Direction:
Omit the images, then print each record below exactly as it reads.

[Dataset records]

= = = = =

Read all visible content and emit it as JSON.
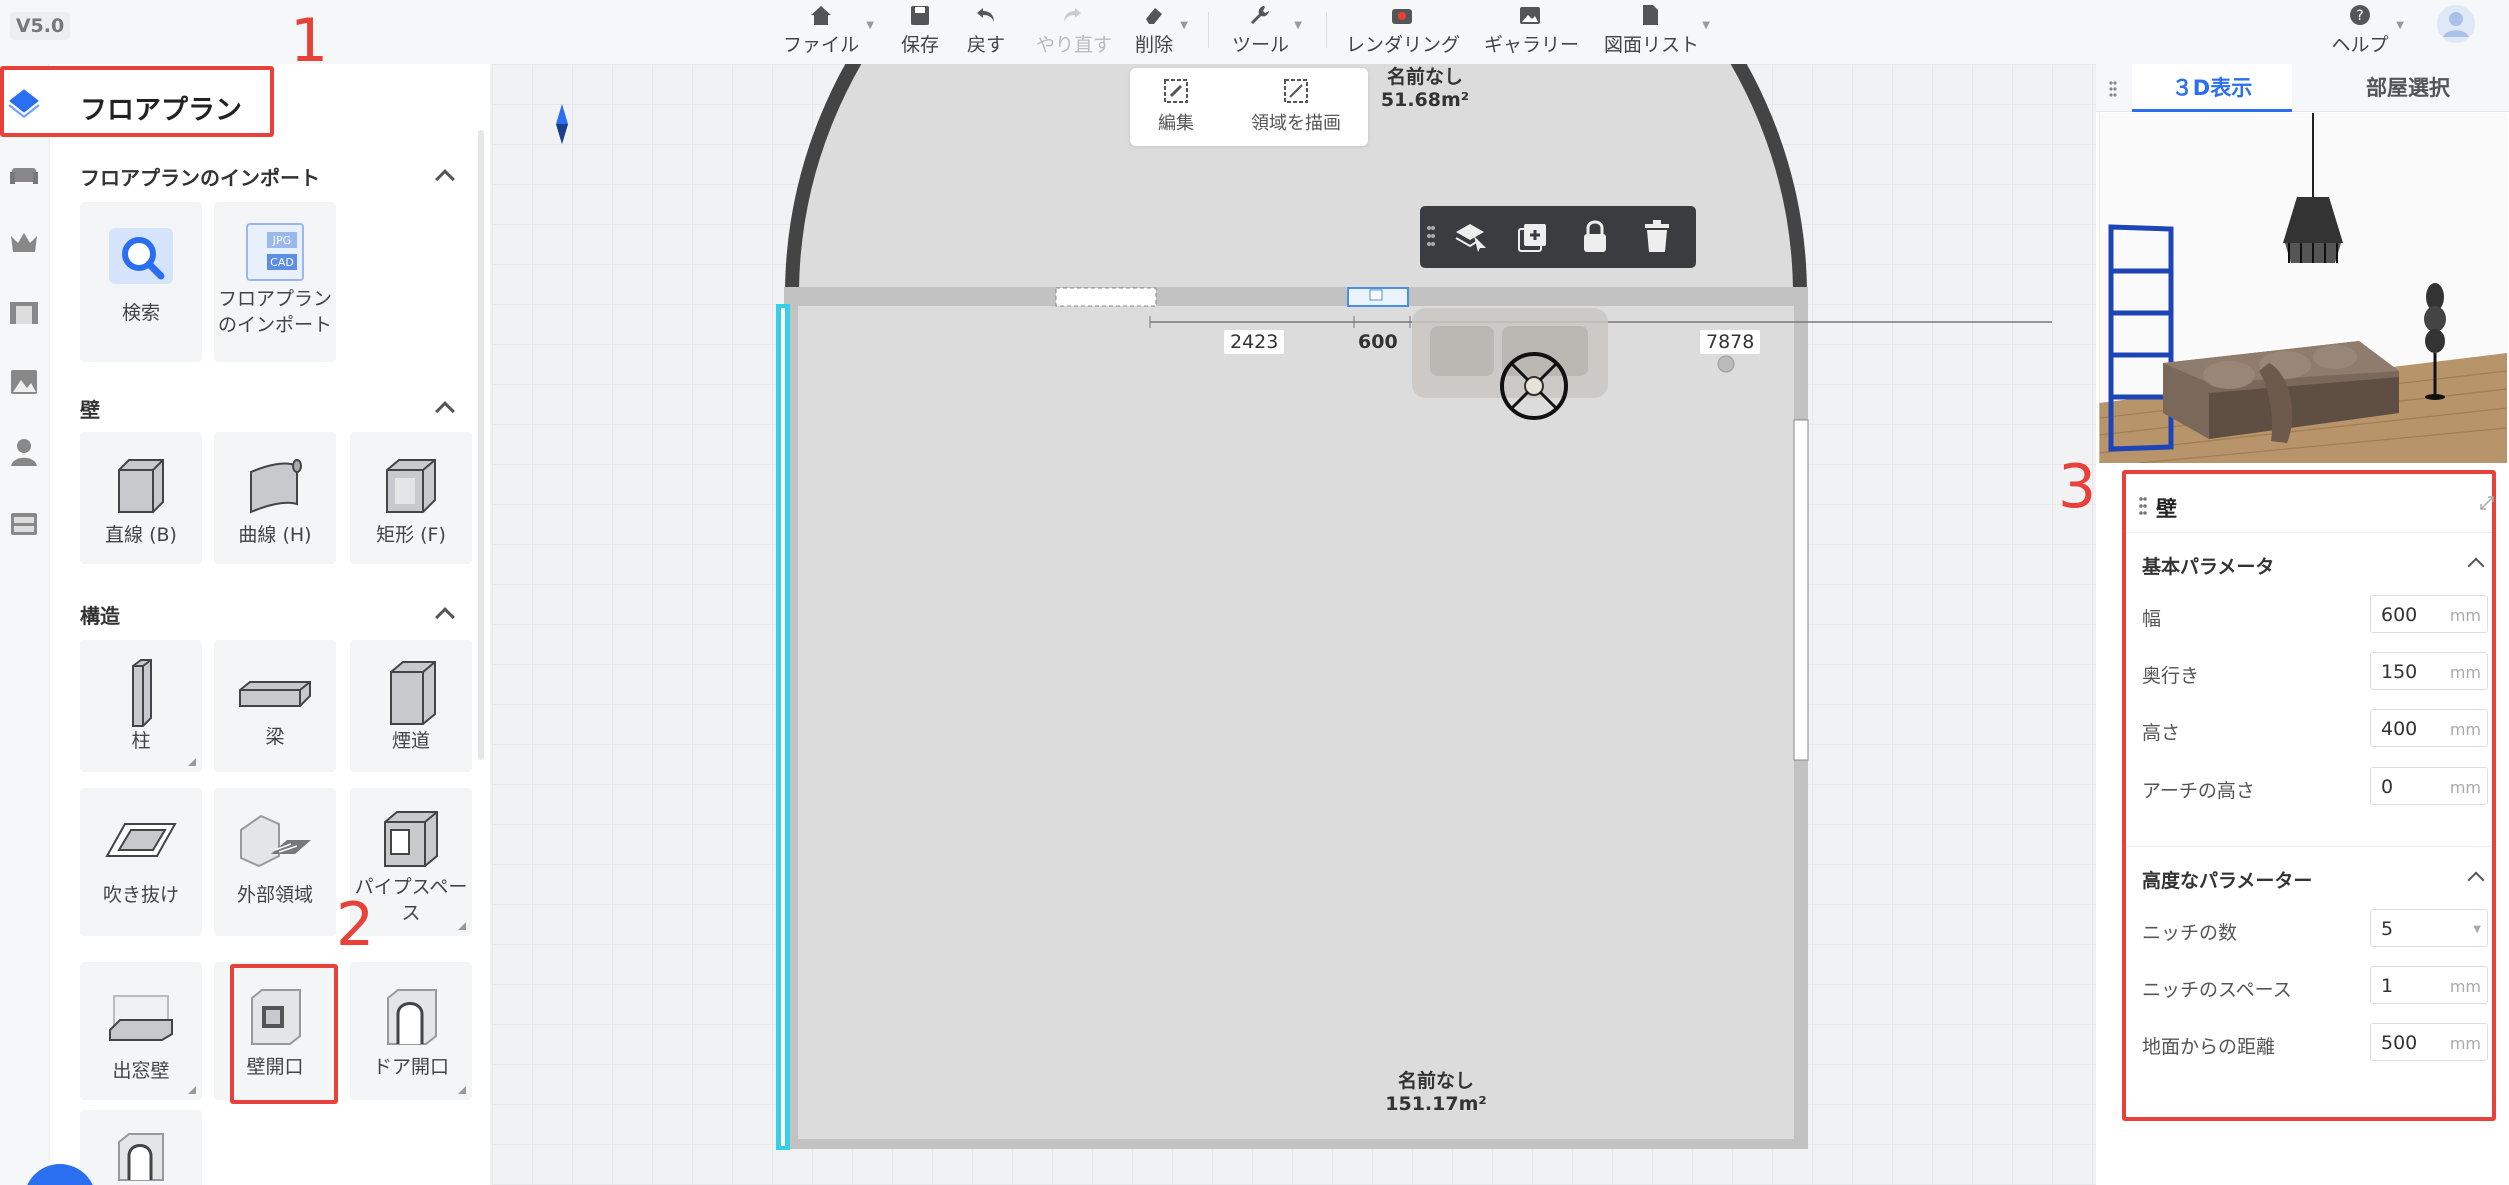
{
  "version": "V5.0",
  "toolbar": {
    "file": "ファイル",
    "save": "保存",
    "undo": "戻す",
    "redo": "やり直す",
    "delete": "削除",
    "tools": "ツール",
    "render": "レンダリング",
    "gallery": "ギャラリー",
    "drawings": "図面リスト",
    "help": "ヘルプ"
  },
  "left_panel": {
    "title": "フロアプラン",
    "sections": {
      "import": "フロアプランのインポート",
      "wall": "壁",
      "structure": "構造"
    },
    "import_items": [
      "検索",
      "フロアプラン",
      "のインポート"
    ],
    "wall_items": [
      "直線 (B)",
      "曲線 (H)",
      "矩形 (F)"
    ],
    "structure_items": [
      "柱",
      "梁",
      "煙道",
      "吹き抜け",
      "外部領域",
      "パイプスペー",
      "ス",
      "出窓壁",
      "壁開口",
      "ドア開口"
    ],
    "thumb_text": {
      "jpg": "JPG",
      "cad": "CAD"
    }
  },
  "annotations": [
    "1",
    "2",
    "3"
  ],
  "canvas": {
    "float_toolbar": {
      "edit": "編集",
      "draw_area": "領域を描画"
    },
    "room_top": {
      "name": "名前なし",
      "area": "51.68m²"
    },
    "room_main": {
      "name": "名前なし",
      "area": "151.17m²"
    },
    "dimensions": [
      "2423",
      "600",
      "7878"
    ]
  },
  "right_panel": {
    "tabs": {
      "view3d": "３D表示",
      "room_select": "部屋選択"
    },
    "panel_title": "壁",
    "basic_params": "基本パラメータ",
    "advanced_params": "高度なパラメーター",
    "fields": [
      {
        "label": "幅",
        "value": "600",
        "unit": "mm"
      },
      {
        "label": "奥行き",
        "value": "150",
        "unit": "mm"
      },
      {
        "label": "高さ",
        "value": "400",
        "unit": "mm"
      },
      {
        "label": "アーチの高さ",
        "value": "0",
        "unit": "mm"
      }
    ],
    "adv_fields": [
      {
        "label": "ニッチの数",
        "value": "5",
        "unit": ""
      },
      {
        "label": "ニッチのスペース",
        "value": "1",
        "unit": "mm"
      },
      {
        "label": "地面からの距離",
        "value": "500",
        "unit": "mm"
      }
    ]
  },
  "colors": {
    "accent": "#2a6ff0",
    "annotation": "#e8413a",
    "selected_wall": "#35d0e8"
  }
}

= = = = =

Exercise result:
Read all visible content and emit it as JSON.
{
  "version": "V5.0",
  "toolbar": {
    "file": "ファイル",
    "save": "保存",
    "undo": "戻す",
    "redo": "やり直す",
    "delete": "削除",
    "tools": "ツール",
    "render": "レンダリング",
    "gallery": "ギャラリー",
    "drawings": "図面リスト",
    "help": "ヘルプ"
  },
  "left_panel": {
    "title": "フロアプラン",
    "sections": {
      "import": "フロアプランのインポート",
      "wall": "壁",
      "structure": "構造"
    },
    "import_items": [
      "検索",
      "フロアプラン",
      "のインポート"
    ],
    "wall_items": [
      "直線 (B)",
      "曲線 (H)",
      "矩形 (F)"
    ],
    "structure_items": [
      "柱",
      "梁",
      "煙道",
      "吹き抜け",
      "外部領域",
      "パイプスペー",
      "ス",
      "出窓壁",
      "壁開口",
      "ドア開口"
    ],
    "thumb_text": {
      "jpg": "JPG",
      "cad": "CAD"
    }
  },
  "annotations": [
    "1",
    "2",
    "3"
  ],
  "canvas": {
    "float_toolbar": {
      "edit": "編集",
      "draw_area": "領域を描画"
    },
    "room_top": {
      "name": "名前なし",
      "area": "51.68m²"
    },
    "room_main": {
      "name": "名前なし",
      "area": "151.17m²"
    },
    "dimensions": [
      "2423",
      "600",
      "7878"
    ]
  },
  "right_panel": {
    "tabs": {
      "view3d": "３D表示",
      "room_select": "部屋選択"
    },
    "panel_title": "壁",
    "basic_params": "基本パラメータ",
    "advanced_params": "高度なパラメーター",
    "fields": [
      {
        "label": "幅",
        "value": "600",
        "unit": "mm"
      },
      {
        "label": "奥行き",
        "value": "150",
        "unit": "mm"
      },
      {
        "label": "高さ",
        "value": "400",
        "unit": "mm"
      },
      {
        "label": "アーチの高さ",
        "value": "0",
        "unit": "mm"
      }
    ],
    "adv_fields": [
      {
        "label": "ニッチの数",
        "value": "5",
        "unit": ""
      },
      {
        "label": "ニッチのスペース",
        "value": "1",
        "unit": "mm"
      },
      {
        "label": "地面からの距離",
        "value": "500",
        "unit": "mm"
      }
    ]
  },
  "colors": {
    "accent": "#2a6ff0",
    "annotation": "#e8413a",
    "selected_wall": "#35d0e8"
  }
}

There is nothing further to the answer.